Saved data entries

▶

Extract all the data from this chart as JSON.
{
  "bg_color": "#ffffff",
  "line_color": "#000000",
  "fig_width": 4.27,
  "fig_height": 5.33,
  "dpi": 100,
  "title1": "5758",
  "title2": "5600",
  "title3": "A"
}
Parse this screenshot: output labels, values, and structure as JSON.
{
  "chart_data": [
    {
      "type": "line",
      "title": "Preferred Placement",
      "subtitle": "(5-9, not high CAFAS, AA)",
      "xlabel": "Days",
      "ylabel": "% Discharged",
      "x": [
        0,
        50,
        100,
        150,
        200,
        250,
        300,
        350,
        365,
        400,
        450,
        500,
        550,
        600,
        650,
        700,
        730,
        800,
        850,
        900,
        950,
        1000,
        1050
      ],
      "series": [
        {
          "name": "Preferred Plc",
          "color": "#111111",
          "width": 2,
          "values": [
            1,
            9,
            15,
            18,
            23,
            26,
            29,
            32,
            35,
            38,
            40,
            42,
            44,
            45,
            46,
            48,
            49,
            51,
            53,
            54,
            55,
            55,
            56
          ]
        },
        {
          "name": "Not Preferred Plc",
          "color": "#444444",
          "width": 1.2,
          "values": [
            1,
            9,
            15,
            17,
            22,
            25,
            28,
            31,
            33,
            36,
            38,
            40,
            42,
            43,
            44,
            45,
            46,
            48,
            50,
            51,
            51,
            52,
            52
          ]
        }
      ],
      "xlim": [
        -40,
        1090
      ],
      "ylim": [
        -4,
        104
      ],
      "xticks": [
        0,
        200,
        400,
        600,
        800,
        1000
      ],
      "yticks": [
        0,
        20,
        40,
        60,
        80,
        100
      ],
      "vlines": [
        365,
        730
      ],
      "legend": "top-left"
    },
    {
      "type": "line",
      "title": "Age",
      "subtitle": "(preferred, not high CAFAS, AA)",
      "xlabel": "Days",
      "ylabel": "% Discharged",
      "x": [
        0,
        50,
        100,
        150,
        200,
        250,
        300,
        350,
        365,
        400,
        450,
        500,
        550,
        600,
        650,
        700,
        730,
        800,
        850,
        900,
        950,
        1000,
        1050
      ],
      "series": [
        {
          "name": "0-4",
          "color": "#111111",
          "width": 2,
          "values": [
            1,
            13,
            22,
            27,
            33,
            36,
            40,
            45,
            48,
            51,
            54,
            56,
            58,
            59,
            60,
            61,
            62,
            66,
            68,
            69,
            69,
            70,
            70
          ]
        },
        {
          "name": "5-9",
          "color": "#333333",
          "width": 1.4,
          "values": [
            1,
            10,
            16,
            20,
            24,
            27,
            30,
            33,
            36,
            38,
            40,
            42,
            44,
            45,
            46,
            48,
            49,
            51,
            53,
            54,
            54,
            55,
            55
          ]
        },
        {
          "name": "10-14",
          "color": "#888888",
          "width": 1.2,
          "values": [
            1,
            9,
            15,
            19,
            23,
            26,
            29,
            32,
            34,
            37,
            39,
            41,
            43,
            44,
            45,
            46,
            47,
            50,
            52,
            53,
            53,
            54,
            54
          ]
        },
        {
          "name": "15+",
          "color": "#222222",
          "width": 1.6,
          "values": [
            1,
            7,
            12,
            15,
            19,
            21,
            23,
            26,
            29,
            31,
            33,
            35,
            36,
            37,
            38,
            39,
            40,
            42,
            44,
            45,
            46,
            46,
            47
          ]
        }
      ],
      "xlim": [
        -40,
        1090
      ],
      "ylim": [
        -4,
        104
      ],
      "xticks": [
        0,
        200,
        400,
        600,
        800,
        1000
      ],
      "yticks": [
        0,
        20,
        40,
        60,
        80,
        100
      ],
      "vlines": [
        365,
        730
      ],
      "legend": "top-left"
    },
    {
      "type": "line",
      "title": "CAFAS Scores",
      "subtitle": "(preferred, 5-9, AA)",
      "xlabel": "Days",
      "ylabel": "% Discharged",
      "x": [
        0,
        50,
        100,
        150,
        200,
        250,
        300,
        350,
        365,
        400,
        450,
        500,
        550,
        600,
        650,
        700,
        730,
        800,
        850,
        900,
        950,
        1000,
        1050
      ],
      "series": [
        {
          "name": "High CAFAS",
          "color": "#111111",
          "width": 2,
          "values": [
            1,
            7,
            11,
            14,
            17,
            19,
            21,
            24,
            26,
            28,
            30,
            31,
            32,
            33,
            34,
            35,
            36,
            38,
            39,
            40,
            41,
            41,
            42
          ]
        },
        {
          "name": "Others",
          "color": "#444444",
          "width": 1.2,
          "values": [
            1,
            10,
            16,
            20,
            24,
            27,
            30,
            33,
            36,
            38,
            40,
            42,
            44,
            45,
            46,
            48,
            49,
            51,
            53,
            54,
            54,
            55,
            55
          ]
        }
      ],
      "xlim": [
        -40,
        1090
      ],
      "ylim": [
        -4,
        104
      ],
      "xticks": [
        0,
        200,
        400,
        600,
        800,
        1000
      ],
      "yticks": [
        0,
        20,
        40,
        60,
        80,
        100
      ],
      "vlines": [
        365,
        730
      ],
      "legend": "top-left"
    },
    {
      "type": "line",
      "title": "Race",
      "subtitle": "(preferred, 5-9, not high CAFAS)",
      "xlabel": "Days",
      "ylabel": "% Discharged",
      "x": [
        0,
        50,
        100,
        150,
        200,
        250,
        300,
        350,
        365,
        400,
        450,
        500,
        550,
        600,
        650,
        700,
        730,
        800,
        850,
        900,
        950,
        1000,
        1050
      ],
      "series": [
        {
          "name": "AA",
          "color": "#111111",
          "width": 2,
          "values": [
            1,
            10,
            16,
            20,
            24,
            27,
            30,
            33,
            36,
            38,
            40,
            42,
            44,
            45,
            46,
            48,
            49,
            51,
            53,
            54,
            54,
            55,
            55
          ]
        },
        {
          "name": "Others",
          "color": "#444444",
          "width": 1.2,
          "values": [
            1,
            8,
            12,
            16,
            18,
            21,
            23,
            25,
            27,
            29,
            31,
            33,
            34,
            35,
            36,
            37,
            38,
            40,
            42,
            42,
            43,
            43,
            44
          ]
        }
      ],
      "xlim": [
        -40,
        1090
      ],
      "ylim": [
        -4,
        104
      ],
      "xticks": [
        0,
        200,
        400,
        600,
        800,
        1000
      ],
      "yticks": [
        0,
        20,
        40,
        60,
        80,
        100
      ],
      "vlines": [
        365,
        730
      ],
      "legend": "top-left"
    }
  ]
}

◀

--- Brief ---
Nothing should be left out: repeat all of the data exactly.

--- Task solution ---
Extract all the data from this chart as JSON.
{
  "bg_color": "#ffffff",
  "line_color": "#000000",
  "fig_width": 4.27,
  "fig_height": 5.33,
  "dpi": 100,
  "title1": "5758",
  "title2": "5600",
  "title3": "A"
}
Parse this screenshot: output labels, values, and structure as JSON.
{
  "chart_data": [
    {
      "type": "line",
      "title": "Preferred Placement",
      "subtitle": "(5-9, not high CAFAS, AA)",
      "xlabel": "Days",
      "ylabel": "% Discharged",
      "x": [
        0,
        50,
        100,
        150,
        200,
        250,
        300,
        350,
        365,
        400,
        450,
        500,
        550,
        600,
        650,
        700,
        730,
        800,
        850,
        900,
        950,
        1000,
        1050
      ],
      "series": [
        {
          "name": "Preferred Plc",
          "color": "#111111",
          "width": 2,
          "values": [
            1,
            9,
            15,
            18,
            23,
            26,
            29,
            32,
            35,
            38,
            40,
            42,
            44,
            45,
            46,
            48,
            49,
            51,
            53,
            54,
            55,
            55,
            56
          ]
        },
        {
          "name": "Not Preferred Plc",
          "color": "#444444",
          "width": 1.2,
          "values": [
            1,
            9,
            15,
            17,
            22,
            25,
            28,
            31,
            33,
            36,
            38,
            40,
            42,
            43,
            44,
            45,
            46,
            48,
            50,
            51,
            51,
            52,
            52
          ]
        }
      ],
      "xlim": [
        -40,
        1090
      ],
      "ylim": [
        -4,
        104
      ],
      "xticks": [
        0,
        200,
        400,
        600,
        800,
        1000
      ],
      "yticks": [
        0,
        20,
        40,
        60,
        80,
        100
      ],
      "vlines": [
        365,
        730
      ],
      "legend": "top-left"
    },
    {
      "type": "line",
      "title": "Age",
      "subtitle": "(preferred, not high CAFAS, AA)",
      "xlabel": "Days",
      "ylabel": "% Discharged",
      "x": [
        0,
        50,
        100,
        150,
        200,
        250,
        300,
        350,
        365,
        400,
        450,
        500,
        550,
        600,
        650,
        700,
        730,
        800,
        850,
        900,
        950,
        1000,
        1050
      ],
      "series": [
        {
          "name": "0-4",
          "color": "#111111",
          "width": 2,
          "values": [
            1,
            13,
            22,
            27,
            33,
            36,
            40,
            45,
            48,
            51,
            54,
            56,
            58,
            59,
            60,
            61,
            62,
            66,
            68,
            69,
            69,
            70,
            70
          ]
        },
        {
          "name": "5-9",
          "color": "#333333",
          "width": 1.4,
          "values": [
            1,
            10,
            16,
            20,
            24,
            27,
            30,
            33,
            36,
            38,
            40,
            42,
            44,
            45,
            46,
            48,
            49,
            51,
            53,
            54,
            54,
            55,
            55
          ]
        },
        {
          "name": "10-14",
          "color": "#888888",
          "width": 1.2,
          "values": [
            1,
            9,
            15,
            19,
            23,
            26,
            29,
            32,
            34,
            37,
            39,
            41,
            43,
            44,
            45,
            46,
            47,
            50,
            52,
            53,
            53,
            54,
            54
          ]
        },
        {
          "name": "15+",
          "color": "#222222",
          "width": 1.6,
          "values": [
            1,
            7,
            12,
            15,
            19,
            21,
            23,
            26,
            29,
            31,
            33,
            35,
            36,
            37,
            38,
            39,
            40,
            42,
            44,
            45,
            46,
            46,
            47
          ]
        }
      ],
      "xlim": [
        -40,
        1090
      ],
      "ylim": [
        -4,
        104
      ],
      "xticks": [
        0,
        200,
        400,
        600,
        800,
        1000
      ],
      "yticks": [
        0,
        20,
        40,
        60,
        80,
        100
      ],
      "vlines": [
        365,
        730
      ],
      "legend": "top-left"
    },
    {
      "type": "line",
      "title": "CAFAS Scores",
      "subtitle": "(preferred, 5-9, AA)",
      "xlabel": "Days",
      "ylabel": "% Discharged",
      "x": [
        0,
        50,
        100,
        150,
        200,
        250,
        300,
        350,
        365,
        400,
        450,
        500,
        550,
        600,
        650,
        700,
        730,
        800,
        850,
        900,
        950,
        1000,
        1050
      ],
      "series": [
        {
          "name": "High CAFAS",
          "color": "#111111",
          "width": 2,
          "values": [
            1,
            7,
            11,
            14,
            17,
            19,
            21,
            24,
            26,
            28,
            30,
            31,
            32,
            33,
            34,
            35,
            36,
            38,
            39,
            40,
            41,
            41,
            42
          ]
        },
        {
          "name": "Others",
          "color": "#444444",
          "width": 1.2,
          "values": [
            1,
            10,
            16,
            20,
            24,
            27,
            30,
            33,
            36,
            38,
            40,
            42,
            44,
            45,
            46,
            48,
            49,
            51,
            53,
            54,
            54,
            55,
            55
          ]
        }
      ],
      "xlim": [
        -40,
        1090
      ],
      "ylim": [
        -4,
        104
      ],
      "xticks": [
        0,
        200,
        400,
        600,
        800,
        1000
      ],
      "yticks": [
        0,
        20,
        40,
        60,
        80,
        100
      ],
      "vlines": [
        365,
        730
      ],
      "legend": "top-left"
    },
    {
      "type": "line",
      "title": "Race",
      "subtitle": "(preferred, 5-9, not high CAFAS)",
      "xlabel": "Days",
      "ylabel": "% Discharged",
      "x": [
        0,
        50,
        100,
        150,
        200,
        250,
        300,
        350,
        365,
        400,
        450,
        500,
        550,
        600,
        650,
        700,
        730,
        800,
        850,
        900,
        950,
        1000,
        1050
      ],
      "series": [
        {
          "name": "AA",
          "color": "#111111",
          "width": 2,
          "values": [
            1,
            10,
            16,
            20,
            24,
            27,
            30,
            33,
            36,
            38,
            40,
            42,
            44,
            45,
            46,
            48,
            49,
            51,
            53,
            54,
            54,
            55,
            55
          ]
        },
        {
          "name": "Others",
          "color": "#444444",
          "width": 1.2,
          "values": [
            1,
            8,
            12,
            16,
            18,
            21,
            23,
            25,
            27,
            29,
            31,
            33,
            34,
            35,
            36,
            37,
            38,
            40,
            42,
            42,
            43,
            43,
            44
          ]
        }
      ],
      "xlim": [
        -40,
        1090
      ],
      "ylim": [
        -4,
        104
      ],
      "xticks": [
        0,
        200,
        400,
        600,
        800,
        1000
      ],
      "yticks": [
        0,
        20,
        40,
        60,
        80,
        100
      ],
      "vlines": [
        365,
        730
      ],
      "legend": "top-left"
    }
  ]
}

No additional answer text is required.